Dataset entries:
▬▬▬▬▬▬▬▬▬▬

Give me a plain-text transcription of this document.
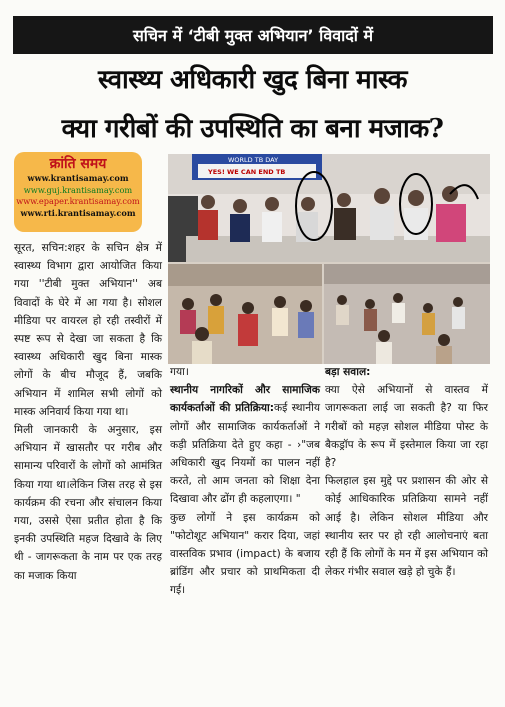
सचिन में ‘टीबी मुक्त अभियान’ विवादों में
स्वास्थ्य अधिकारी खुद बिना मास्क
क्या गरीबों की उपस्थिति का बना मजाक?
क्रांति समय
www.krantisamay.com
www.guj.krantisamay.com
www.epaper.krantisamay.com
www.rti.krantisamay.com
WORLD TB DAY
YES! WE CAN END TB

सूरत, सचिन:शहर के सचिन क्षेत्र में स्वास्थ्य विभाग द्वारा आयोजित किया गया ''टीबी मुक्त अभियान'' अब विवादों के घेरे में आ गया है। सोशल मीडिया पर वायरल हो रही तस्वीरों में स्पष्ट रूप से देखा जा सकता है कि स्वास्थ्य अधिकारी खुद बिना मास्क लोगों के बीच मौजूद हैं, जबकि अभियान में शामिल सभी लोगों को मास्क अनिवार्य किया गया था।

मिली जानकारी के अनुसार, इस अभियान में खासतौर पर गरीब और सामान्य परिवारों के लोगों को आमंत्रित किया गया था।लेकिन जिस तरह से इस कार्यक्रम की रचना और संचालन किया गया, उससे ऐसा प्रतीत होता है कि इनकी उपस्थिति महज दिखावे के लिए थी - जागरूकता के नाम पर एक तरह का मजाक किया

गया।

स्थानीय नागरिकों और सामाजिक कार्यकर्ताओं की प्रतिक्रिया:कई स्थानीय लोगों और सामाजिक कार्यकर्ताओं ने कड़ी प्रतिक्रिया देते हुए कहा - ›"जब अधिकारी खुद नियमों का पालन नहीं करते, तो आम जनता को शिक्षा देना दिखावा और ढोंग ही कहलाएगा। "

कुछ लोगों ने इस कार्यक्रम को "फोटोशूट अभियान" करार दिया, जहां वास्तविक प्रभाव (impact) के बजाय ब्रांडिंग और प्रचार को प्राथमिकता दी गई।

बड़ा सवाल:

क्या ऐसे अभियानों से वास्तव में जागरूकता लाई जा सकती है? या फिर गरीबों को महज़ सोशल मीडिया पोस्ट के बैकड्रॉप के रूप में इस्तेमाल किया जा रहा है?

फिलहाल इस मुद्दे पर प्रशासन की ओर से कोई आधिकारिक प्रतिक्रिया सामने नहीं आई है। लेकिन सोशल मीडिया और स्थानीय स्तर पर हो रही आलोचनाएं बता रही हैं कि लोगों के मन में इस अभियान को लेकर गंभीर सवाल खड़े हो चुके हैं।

▬▬▬▬▬▬▬▬▬▬

In the listing above, find the lines holding the word "krantisamay" and copy them.

www.krantisamay.com
www.guj.krantisamay.com
www.epaper.krantisamay.com
www.rti.krantisamay.com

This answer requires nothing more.